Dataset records
--------------------

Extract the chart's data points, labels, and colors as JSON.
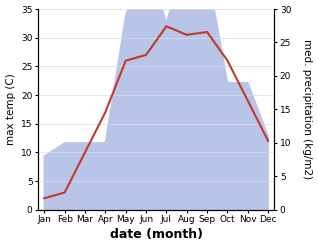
{
  "months": [
    "Jan",
    "Feb",
    "Mar",
    "Apr",
    "May",
    "Jun",
    "Jul",
    "Aug",
    "Sep",
    "Oct",
    "Nov",
    "Dec"
  ],
  "temp": [
    2,
    3,
    10,
    17,
    26,
    27,
    32,
    30.5,
    31,
    26,
    19,
    12
  ],
  "precip": [
    8,
    10,
    10,
    10,
    29,
    38,
    28,
    38,
    36,
    19,
    19,
    11
  ],
  "temp_color": "#c0392b",
  "precip_fill_color": "#b8c4e8",
  "background": "#ffffff",
  "left_ylim": [
    0,
    35
  ],
  "right_ylim": [
    0,
    30
  ],
  "left_yticks": [
    0,
    5,
    10,
    15,
    20,
    25,
    30,
    35
  ],
  "right_yticks": [
    0,
    5,
    10,
    15,
    20,
    25,
    30
  ],
  "xlabel": "date (month)",
  "ylabel_left": "max temp (C)",
  "ylabel_right": "med. precipitation (kg/m2)",
  "axis_fontsize": 7.5,
  "tick_fontsize": 6.5,
  "xlabel_fontsize": 9
}
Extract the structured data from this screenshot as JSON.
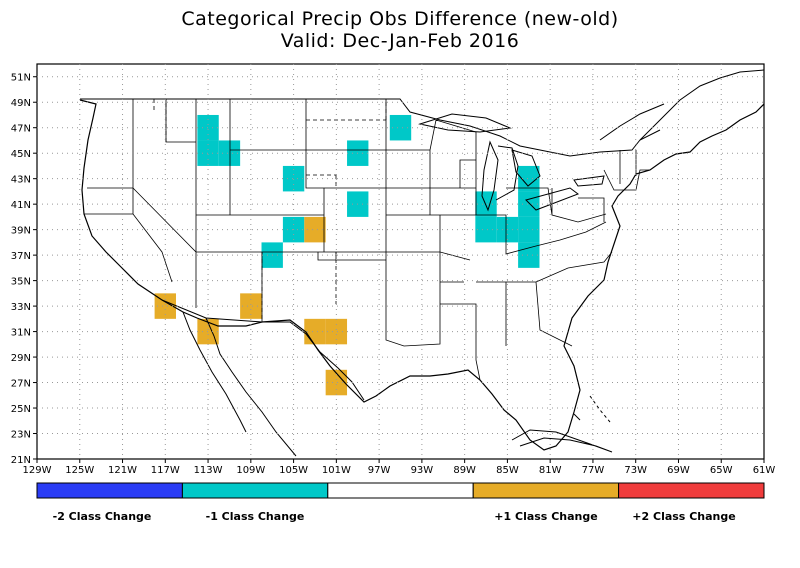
{
  "title": "Categorical Precip Obs Difference (new-old)",
  "subtitle": "Valid: Dec-Jan-Feb 2016",
  "map": {
    "projection": "lat-lon",
    "lon_range": [
      -129,
      -61
    ],
    "lat_range": [
      21,
      52
    ],
    "x_ticks": [
      "129W",
      "125W",
      "121W",
      "117W",
      "113W",
      "109W",
      "105W",
      "101W",
      "97W",
      "93W",
      "89W",
      "85W",
      "81W",
      "77W",
      "73W",
      "69W",
      "65W",
      "61W"
    ],
    "y_ticks": [
      "51N",
      "49N",
      "47N",
      "45N",
      "43N",
      "41N",
      "39N",
      "37N",
      "35N",
      "33N",
      "31N",
      "29N",
      "27N",
      "25N",
      "23N",
      "21N"
    ],
    "grid": "dotted",
    "cell_size_deg": 2
  },
  "colors": {
    "minus2": "#2a3cf5",
    "minus1": "#00c8c8",
    "zero": "#ffffff",
    "plus1": "#e6ac28",
    "plus2": "#f03c3c",
    "border": "#000000",
    "grid": "#999999"
  },
  "cells": [
    {
      "lon": -113,
      "lat": 47,
      "value": -1
    },
    {
      "lon": -113,
      "lat": 45,
      "value": -1
    },
    {
      "lon": -111,
      "lat": 45,
      "value": -1
    },
    {
      "lon": -105,
      "lat": 43,
      "value": -1
    },
    {
      "lon": -99,
      "lat": 45,
      "value": -1
    },
    {
      "lon": -99,
      "lat": 41,
      "value": -1
    },
    {
      "lon": -95,
      "lat": 47,
      "value": -1
    },
    {
      "lon": -105,
      "lat": 39,
      "value": -1
    },
    {
      "lon": -107,
      "lat": 37,
      "value": -1
    },
    {
      "lon": -87,
      "lat": 41,
      "value": -1
    },
    {
      "lon": -87,
      "lat": 39,
      "value": -1
    },
    {
      "lon": -85,
      "lat": 39,
      "value": -1
    },
    {
      "lon": -83,
      "lat": 43,
      "value": -1
    },
    {
      "lon": -83,
      "lat": 41,
      "value": -1
    },
    {
      "lon": -83,
      "lat": 39,
      "value": -1
    },
    {
      "lon": -83,
      "lat": 37,
      "value": -1
    },
    {
      "lon": -103,
      "lat": 39,
      "value": 1
    },
    {
      "lon": -117,
      "lat": 33,
      "value": 1
    },
    {
      "lon": -109,
      "lat": 33,
      "value": 1
    },
    {
      "lon": -113,
      "lat": 31,
      "value": 1
    },
    {
      "lon": -103,
      "lat": 31,
      "value": 1
    },
    {
      "lon": -101,
      "lat": 31,
      "value": 1
    },
    {
      "lon": -101,
      "lat": 27,
      "value": 1
    }
  ],
  "legend": {
    "labels": [
      "-2 Class Change",
      "-1 Class Change",
      "+1 Class Change",
      "+2 Class Change"
    ]
  }
}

--------------------

Keep the pictures out of your copy, and repeat every entry above exactly.

Extract the chart's data points, labels, and colors as JSON.
{
  "months": [
    "Jan",
    "Feb",
    "Mar",
    "Apr",
    "May",
    "Jun",
    "Jul",
    "Aug",
    "Sep",
    "Oct",
    "Nov",
    "Dec"
  ],
  "temp": [
    2,
    3,
    10,
    17,
    26,
    27,
    32,
    30.5,
    31,
    26,
    19,
    12
  ],
  "precip": [
    8,
    10,
    10,
    10,
    29,
    38,
    28,
    38,
    36,
    19,
    19,
    11
  ],
  "temp_color": "#c0392b",
  "precip_fill_color": "#b8c4e8",
  "background": "#ffffff",
  "left_ylim": [
    0,
    35
  ],
  "right_ylim": [
    0,
    30
  ],
  "left_yticks": [
    0,
    5,
    10,
    15,
    20,
    25,
    30,
    35
  ],
  "right_yticks": [
    0,
    5,
    10,
    15,
    20,
    25,
    30
  ],
  "xlabel": "date (month)",
  "ylabel_left": "max temp (C)",
  "ylabel_right": "med. precipitation (kg/m2)",
  "axis_fontsize": 7.5,
  "tick_fontsize": 6.5,
  "xlabel_fontsize": 9
}
Extract the structured data from this screenshot as JSON.
{
  "title": "Categorical Precip Obs Difference (new-old)",
  "subtitle": "Valid: Dec-Jan-Feb 2016",
  "map": {
    "projection": "lat-lon",
    "lon_range": [
      -129,
      -61
    ],
    "lat_range": [
      21,
      52
    ],
    "x_ticks": [
      "129W",
      "125W",
      "121W",
      "117W",
      "113W",
      "109W",
      "105W",
      "101W",
      "97W",
      "93W",
      "89W",
      "85W",
      "81W",
      "77W",
      "73W",
      "69W",
      "65W",
      "61W"
    ],
    "y_ticks": [
      "51N",
      "49N",
      "47N",
      "45N",
      "43N",
      "41N",
      "39N",
      "37N",
      "35N",
      "33N",
      "31N",
      "29N",
      "27N",
      "25N",
      "23N",
      "21N"
    ],
    "grid": "dotted",
    "cell_size_deg": 2
  },
  "colors": {
    "minus2": "#2a3cf5",
    "minus1": "#00c8c8",
    "zero": "#ffffff",
    "plus1": "#e6ac28",
    "plus2": "#f03c3c",
    "border": "#000000",
    "grid": "#999999"
  },
  "cells": [
    {
      "lon": -113,
      "lat": 47,
      "value": -1
    },
    {
      "lon": -113,
      "lat": 45,
      "value": -1
    },
    {
      "lon": -111,
      "lat": 45,
      "value": -1
    },
    {
      "lon": -105,
      "lat": 43,
      "value": -1
    },
    {
      "lon": -99,
      "lat": 45,
      "value": -1
    },
    {
      "lon": -99,
      "lat": 41,
      "value": -1
    },
    {
      "lon": -95,
      "lat": 47,
      "value": -1
    },
    {
      "lon": -105,
      "lat": 39,
      "value": -1
    },
    {
      "lon": -107,
      "lat": 37,
      "value": -1
    },
    {
      "lon": -87,
      "lat": 41,
      "value": -1
    },
    {
      "lon": -87,
      "lat": 39,
      "value": -1
    },
    {
      "lon": -85,
      "lat": 39,
      "value": -1
    },
    {
      "lon": -83,
      "lat": 43,
      "value": -1
    },
    {
      "lon": -83,
      "lat": 41,
      "value": -1
    },
    {
      "lon": -83,
      "lat": 39,
      "value": -1
    },
    {
      "lon": -83,
      "lat": 37,
      "value": -1
    },
    {
      "lon": -103,
      "lat": 39,
      "value": 1
    },
    {
      "lon": -117,
      "lat": 33,
      "value": 1
    },
    {
      "lon": -109,
      "lat": 33,
      "value": 1
    },
    {
      "lon": -113,
      "lat": 31,
      "value": 1
    },
    {
      "lon": -103,
      "lat": 31,
      "value": 1
    },
    {
      "lon": -101,
      "lat": 31,
      "value": 1
    },
    {
      "lon": -101,
      "lat": 27,
      "value": 1
    }
  ],
  "legend": {
    "labels": [
      "-2 Class Change",
      "-1 Class Change",
      "+1 Class Change",
      "+2 Class Change"
    ]
  }
}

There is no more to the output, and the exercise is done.